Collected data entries

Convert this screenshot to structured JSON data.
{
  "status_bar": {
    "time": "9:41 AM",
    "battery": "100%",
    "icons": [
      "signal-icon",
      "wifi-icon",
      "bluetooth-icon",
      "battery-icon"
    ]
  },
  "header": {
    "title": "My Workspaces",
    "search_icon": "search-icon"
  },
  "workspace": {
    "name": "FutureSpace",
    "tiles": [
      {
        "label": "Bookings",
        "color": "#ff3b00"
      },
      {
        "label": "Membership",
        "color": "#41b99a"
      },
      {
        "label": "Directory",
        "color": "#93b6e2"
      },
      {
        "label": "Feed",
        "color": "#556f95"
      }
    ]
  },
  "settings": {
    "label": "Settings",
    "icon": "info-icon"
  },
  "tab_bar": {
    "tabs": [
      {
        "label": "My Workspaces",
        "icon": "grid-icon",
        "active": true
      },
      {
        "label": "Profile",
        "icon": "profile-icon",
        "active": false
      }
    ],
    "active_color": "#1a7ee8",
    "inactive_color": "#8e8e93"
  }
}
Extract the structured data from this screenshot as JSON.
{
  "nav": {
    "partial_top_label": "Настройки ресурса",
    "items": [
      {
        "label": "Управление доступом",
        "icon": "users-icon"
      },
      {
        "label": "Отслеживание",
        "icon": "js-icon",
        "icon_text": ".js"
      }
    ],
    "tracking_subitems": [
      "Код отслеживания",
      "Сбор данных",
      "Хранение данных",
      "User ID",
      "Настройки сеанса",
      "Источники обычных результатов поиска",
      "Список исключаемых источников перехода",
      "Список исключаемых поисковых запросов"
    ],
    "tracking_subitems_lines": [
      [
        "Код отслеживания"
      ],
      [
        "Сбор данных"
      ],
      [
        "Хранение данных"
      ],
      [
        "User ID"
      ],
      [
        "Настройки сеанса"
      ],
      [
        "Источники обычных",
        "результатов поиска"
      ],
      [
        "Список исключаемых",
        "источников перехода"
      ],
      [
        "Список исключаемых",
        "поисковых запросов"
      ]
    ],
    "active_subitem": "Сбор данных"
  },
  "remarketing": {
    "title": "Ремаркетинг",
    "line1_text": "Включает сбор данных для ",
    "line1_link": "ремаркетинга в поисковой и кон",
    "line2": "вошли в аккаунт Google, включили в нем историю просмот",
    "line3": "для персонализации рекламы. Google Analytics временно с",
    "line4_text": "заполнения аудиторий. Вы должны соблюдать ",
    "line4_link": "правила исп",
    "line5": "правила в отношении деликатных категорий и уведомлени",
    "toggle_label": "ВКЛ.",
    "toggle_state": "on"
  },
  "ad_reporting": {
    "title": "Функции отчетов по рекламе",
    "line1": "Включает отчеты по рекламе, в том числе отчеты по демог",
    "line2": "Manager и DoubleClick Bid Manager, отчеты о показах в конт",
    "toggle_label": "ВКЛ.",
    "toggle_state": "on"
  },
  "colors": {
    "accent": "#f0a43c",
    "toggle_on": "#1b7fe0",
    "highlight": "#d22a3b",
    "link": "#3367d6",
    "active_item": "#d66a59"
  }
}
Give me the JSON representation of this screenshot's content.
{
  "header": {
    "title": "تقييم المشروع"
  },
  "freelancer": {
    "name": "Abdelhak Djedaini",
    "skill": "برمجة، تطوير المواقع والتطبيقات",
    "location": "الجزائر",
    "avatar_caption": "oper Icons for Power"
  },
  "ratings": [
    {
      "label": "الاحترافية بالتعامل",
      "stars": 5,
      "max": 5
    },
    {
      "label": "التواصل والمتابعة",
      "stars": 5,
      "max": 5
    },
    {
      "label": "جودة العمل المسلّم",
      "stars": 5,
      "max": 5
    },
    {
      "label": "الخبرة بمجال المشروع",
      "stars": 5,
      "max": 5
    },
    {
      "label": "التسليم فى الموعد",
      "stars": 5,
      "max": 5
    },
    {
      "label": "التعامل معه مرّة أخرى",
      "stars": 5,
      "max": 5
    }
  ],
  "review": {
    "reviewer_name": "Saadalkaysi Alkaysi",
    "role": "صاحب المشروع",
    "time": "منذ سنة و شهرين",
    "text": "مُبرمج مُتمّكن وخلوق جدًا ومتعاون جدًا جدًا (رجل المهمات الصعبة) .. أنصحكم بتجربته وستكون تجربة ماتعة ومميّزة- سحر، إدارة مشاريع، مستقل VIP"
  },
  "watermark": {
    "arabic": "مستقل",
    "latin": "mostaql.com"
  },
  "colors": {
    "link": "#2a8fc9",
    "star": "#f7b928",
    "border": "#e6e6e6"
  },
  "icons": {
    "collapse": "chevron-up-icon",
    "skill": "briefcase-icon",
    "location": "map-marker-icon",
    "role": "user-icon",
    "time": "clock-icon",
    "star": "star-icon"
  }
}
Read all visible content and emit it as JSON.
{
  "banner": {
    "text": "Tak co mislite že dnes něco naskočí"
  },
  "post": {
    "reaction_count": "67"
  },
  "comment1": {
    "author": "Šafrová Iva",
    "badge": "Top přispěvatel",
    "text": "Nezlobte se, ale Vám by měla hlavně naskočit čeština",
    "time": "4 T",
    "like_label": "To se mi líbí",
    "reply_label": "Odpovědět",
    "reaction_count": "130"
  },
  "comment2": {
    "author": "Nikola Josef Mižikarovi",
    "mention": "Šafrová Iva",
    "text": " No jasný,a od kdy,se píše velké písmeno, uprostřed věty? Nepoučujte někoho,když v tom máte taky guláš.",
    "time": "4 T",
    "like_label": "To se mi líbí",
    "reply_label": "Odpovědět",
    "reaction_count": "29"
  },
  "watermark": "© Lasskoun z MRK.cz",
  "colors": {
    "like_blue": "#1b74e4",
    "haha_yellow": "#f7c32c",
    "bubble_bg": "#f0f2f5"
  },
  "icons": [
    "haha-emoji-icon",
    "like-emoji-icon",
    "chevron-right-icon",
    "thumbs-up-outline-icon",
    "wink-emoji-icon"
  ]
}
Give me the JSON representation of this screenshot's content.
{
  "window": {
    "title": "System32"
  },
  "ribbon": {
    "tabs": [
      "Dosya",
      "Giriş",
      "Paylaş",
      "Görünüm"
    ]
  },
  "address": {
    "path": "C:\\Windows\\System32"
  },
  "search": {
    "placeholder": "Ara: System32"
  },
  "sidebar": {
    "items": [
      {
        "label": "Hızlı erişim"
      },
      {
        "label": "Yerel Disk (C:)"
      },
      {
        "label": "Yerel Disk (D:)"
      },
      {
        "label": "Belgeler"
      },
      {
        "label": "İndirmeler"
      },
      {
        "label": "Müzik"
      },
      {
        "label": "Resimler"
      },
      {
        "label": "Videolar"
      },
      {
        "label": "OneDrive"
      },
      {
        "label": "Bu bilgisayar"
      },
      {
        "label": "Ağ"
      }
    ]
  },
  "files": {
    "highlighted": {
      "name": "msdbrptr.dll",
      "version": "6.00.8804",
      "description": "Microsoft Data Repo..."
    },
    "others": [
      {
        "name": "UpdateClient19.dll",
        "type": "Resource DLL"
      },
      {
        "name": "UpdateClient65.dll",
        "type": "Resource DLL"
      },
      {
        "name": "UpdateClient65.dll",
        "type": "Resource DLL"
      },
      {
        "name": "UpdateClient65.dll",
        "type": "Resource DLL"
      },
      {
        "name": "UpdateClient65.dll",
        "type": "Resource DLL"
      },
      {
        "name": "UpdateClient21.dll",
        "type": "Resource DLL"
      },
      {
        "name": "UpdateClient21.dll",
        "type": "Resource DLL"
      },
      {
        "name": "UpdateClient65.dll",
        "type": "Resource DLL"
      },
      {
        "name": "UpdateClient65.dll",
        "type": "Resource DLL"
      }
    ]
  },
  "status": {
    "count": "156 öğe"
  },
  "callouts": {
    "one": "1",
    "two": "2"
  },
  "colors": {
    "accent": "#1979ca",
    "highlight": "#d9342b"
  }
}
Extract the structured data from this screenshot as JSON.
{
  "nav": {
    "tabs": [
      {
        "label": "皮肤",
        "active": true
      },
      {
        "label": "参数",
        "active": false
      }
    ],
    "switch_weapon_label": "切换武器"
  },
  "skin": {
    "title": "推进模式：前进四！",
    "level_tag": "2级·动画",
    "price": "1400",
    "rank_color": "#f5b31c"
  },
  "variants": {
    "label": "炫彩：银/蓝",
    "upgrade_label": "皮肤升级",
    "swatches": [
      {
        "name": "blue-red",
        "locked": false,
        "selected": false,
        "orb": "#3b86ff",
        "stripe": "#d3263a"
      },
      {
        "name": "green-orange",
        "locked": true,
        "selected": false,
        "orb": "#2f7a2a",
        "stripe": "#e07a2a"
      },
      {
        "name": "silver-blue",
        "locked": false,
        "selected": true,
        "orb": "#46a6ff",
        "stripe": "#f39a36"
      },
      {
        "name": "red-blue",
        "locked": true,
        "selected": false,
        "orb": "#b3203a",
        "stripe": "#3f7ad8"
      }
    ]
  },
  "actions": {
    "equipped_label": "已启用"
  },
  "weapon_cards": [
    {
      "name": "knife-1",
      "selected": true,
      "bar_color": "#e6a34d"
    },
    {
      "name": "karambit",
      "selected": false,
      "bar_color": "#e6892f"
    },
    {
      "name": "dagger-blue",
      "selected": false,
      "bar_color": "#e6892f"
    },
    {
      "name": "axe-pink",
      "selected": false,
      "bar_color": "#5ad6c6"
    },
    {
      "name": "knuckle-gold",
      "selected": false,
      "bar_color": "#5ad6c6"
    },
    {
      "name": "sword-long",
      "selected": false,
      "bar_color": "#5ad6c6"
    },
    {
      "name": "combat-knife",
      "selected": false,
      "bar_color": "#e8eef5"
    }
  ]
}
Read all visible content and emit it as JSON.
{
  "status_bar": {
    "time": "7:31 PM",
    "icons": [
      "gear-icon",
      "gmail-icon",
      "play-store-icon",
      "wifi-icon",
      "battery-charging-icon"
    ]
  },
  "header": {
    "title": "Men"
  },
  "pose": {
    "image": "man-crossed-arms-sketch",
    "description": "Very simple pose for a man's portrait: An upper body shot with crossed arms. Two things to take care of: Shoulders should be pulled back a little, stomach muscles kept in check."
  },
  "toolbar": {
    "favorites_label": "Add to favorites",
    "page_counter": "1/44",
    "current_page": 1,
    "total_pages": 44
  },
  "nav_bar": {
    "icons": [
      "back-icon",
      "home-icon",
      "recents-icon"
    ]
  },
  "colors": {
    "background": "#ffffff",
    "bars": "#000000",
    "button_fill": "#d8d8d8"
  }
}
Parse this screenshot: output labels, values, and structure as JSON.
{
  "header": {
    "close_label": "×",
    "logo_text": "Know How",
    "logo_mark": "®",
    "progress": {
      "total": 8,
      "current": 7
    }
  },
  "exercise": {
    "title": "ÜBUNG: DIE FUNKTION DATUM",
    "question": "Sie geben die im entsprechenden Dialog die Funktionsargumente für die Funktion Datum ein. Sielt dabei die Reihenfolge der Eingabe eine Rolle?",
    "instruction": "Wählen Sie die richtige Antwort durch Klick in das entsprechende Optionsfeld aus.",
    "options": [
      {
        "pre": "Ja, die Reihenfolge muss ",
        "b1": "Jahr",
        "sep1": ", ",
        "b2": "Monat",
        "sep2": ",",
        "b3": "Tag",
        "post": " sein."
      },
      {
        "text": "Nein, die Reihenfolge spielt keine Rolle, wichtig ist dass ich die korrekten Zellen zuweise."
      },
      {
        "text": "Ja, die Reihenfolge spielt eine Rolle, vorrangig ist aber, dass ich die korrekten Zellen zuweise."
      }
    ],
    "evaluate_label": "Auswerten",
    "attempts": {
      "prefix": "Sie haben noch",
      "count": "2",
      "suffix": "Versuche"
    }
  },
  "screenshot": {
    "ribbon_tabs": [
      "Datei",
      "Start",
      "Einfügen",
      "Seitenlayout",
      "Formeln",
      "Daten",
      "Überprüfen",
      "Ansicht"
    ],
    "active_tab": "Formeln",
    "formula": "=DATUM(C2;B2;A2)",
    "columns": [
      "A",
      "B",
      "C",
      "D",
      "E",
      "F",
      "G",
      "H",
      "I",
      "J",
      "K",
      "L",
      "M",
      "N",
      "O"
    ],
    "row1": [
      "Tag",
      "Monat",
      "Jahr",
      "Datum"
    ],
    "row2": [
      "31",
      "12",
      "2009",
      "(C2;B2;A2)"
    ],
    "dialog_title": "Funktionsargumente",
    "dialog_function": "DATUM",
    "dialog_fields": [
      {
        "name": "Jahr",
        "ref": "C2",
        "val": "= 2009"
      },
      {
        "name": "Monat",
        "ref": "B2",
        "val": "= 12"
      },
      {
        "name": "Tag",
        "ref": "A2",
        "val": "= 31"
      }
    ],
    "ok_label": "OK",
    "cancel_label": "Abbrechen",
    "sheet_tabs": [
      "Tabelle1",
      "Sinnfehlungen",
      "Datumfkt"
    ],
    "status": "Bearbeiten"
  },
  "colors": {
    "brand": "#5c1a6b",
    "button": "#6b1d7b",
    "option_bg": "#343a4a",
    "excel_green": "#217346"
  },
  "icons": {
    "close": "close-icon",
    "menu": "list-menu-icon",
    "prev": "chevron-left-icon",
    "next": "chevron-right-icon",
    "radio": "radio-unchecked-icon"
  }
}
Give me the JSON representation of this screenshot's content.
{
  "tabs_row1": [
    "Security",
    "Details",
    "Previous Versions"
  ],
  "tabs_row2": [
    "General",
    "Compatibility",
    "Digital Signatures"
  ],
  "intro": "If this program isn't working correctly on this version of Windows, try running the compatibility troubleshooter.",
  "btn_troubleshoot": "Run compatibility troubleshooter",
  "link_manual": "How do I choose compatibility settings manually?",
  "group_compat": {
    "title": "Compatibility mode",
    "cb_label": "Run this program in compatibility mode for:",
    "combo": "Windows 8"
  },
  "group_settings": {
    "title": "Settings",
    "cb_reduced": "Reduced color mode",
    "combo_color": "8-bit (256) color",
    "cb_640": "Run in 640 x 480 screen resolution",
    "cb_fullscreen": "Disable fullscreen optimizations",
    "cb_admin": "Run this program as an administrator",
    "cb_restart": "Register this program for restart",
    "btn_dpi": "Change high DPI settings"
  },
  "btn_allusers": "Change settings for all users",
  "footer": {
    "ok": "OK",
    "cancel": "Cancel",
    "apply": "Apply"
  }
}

» **JOB**
Collect every line with the string "Change" from the records, and copy each.

» **RESPONSE TO THIS EXERCISE**
    "btn_dpi": "Change high DPI settings"
  "btn_allusers": "Change settings for all users",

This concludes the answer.